**Given passage**
>>>>
Abstract
Robots are improving their autonomy with minimal human supervision. However, auditable actions, transparent decision processes, and new human-robot interaction models are still missing requirements to achieve extended robot autonomy. To tackle these challenges, we propose RODEO (RObotic DEcentralized Organization), a blockchain-based framework that integrates trust and accountability mechanisms for robots. This paper formalizes Decentralized Autonomous Organizations (DAOs) for service robots. First, it provides a ROS–ETH bridge between the DAO and the robots. Second, it offers templates that enable organizations (e.g., companies, universities) to integrate service robots into their operations. Third, it provides proof-verification mechanisms that allow robot actions to be auditable. In our experimental setup, a mobile robot was deployed as a trash collector in a lab scenario. The robot collects trash and uses a smart bin to sort and dispose of it correctly. Then, the robot submits a proof of the successful operation and is compensated in DAO tokens. Finally, the robot re-invests the acquired funds to purchase battery charging services. Data collected in a three day experiment show that the robot doubled its income and reinvested funds to extend its operating time. The proof-validation times of approximately one minute ensured verifiable task execution, while the accumulated robot income successfully funded up to 88 hours of future autonomous operation. The results of this research give insights about how robots and organizations can coordinate tasks and payments with auditable execution proofs and on-chain settlement.
Why this matters
Current service robots face three challenges that limit their integration into organizations:
Coordination
Organizations deploy robots from different vendors, each specialized in specific tasks like cleaning, delivery, or security. These deployments rely on proprietary management systems that, forcing organizations to manage heterogeneus robotic systems.
Expression
Robots cannot independently advertise what services they can perform or prove that a task was successfully completed. This inability to express capabilities and verify actions creates operational bottlenecks and prevents flexible task allocation across mixed robot fleets.
Trust
When a robot fails or causes damage, operational logs are typically stored on proprietary servers or the robot’s local disk—records that can be altered or deleted. This makes establishing trust and liability challenging, as the operational source of truth remains obscure and mutable.
RODEO addresses these challenges by providing a blockchain-based coordination layer where robots can register services, accept task assignments, submit verifiable execution proofs, and receive token-based compensation - all recorded on an immutable, decentralized ledger that ensures accountability and enables autonomous economic participation.
RODEO overview
RODEO is organized into three primary architectural building blocks that work together to enable autonomous, accountable robot operations within decentralized organizations:
DAO bridge
The DAO bridge serves as the interface layer between all participants in the blockchain network. It provides organizations, humans, and robots with a common programmable API to publish tasks and services, receive assignments, manage rewards, and observe state updates.
<<<<
**Data shown**
>>>>
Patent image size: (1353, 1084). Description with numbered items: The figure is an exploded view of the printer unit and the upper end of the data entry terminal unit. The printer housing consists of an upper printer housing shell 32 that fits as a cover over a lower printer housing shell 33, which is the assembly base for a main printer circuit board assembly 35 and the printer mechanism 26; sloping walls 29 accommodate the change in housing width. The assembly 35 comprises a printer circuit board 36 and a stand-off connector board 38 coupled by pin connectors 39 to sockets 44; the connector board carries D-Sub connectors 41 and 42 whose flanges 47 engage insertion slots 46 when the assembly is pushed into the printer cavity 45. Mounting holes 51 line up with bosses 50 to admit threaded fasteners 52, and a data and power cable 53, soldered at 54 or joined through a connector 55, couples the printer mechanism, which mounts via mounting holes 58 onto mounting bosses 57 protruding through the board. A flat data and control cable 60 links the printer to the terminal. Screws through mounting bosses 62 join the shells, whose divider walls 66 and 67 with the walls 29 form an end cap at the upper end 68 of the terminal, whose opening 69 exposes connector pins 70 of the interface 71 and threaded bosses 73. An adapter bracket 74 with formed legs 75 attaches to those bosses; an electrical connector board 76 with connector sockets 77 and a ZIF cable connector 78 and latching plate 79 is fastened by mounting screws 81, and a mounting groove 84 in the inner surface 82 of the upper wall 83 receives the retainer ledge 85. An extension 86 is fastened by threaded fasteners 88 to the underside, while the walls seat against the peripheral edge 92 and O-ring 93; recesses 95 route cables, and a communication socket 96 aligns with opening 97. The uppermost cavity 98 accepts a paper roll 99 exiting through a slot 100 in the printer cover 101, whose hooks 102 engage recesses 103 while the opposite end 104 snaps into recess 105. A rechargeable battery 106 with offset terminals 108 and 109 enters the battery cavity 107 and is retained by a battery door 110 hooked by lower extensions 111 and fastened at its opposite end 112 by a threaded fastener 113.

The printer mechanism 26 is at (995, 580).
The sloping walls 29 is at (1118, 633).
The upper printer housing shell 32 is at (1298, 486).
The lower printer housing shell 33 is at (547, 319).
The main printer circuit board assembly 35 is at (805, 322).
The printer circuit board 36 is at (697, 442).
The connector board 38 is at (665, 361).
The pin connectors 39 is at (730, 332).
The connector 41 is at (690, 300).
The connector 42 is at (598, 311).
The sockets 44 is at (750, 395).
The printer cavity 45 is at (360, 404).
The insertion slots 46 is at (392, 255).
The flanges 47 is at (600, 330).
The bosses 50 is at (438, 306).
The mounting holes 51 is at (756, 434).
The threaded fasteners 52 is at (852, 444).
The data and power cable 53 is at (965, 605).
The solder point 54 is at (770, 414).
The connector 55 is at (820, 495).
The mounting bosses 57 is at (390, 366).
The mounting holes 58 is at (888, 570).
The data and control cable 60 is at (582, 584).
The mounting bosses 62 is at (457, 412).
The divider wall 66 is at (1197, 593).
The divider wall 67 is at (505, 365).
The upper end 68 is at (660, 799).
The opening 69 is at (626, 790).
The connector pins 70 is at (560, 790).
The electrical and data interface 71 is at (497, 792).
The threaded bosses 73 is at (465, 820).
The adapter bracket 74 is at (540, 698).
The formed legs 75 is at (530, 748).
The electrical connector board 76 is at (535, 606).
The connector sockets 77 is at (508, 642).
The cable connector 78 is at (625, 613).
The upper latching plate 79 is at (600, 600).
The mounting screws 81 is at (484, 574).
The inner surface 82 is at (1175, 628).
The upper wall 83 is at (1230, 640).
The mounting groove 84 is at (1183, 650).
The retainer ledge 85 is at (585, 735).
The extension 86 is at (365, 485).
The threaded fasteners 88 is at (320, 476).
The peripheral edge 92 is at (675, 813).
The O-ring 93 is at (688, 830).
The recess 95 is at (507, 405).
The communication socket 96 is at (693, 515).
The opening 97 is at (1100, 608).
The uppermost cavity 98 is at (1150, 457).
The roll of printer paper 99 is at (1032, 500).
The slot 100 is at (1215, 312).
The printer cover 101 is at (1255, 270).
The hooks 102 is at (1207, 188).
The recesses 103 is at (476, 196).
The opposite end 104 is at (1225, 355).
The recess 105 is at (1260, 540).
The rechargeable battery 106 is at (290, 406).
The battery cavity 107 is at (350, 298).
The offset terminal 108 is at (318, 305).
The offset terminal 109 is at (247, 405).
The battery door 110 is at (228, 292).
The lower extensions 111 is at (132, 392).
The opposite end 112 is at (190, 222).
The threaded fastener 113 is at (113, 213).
<<<<
**Exercise 1**
In the RODEO text, how many days did the experiment last in which the robot doubled its income?
**Exercise 2**
Does each of these statements agree with the RODEO text? Answer yes or no for each, quoting the words of the text that decide it.
(a) In the experiment, a mobile robot served as a trash collector in a lab scenario.
(b) Proof validation took about ten minutes.
(c) The robot's accumulated income funded up to 88 hours of future autonomous operation.
**Exercise 3**
Duplicate the stretch of the RODEO text from "Why this matters" through "heterogeneus robotic systems.".

**Task output 1**
Three days.

**Task output 2**
(a) Yes: "a mobile robot was deployed as a trash collector in a lab scenario"
(b) No: "The proof-validation times of approximately one minute ensured verifiable task execution"
(c) Yes: "the accumulated robot income successfully funded up to 88 hours of future autonomous operation"

**Task output 3**
Why this matters
Current service robots face three challenges that limit their integration into organizations:
Coordination
Organizations deploy robots from different vendors, each specialized in specific tasks like cleaning, delivery, or security. These deployments rely on proprietary management systems that, forcing organizations to manage heterogeneus robotic systems.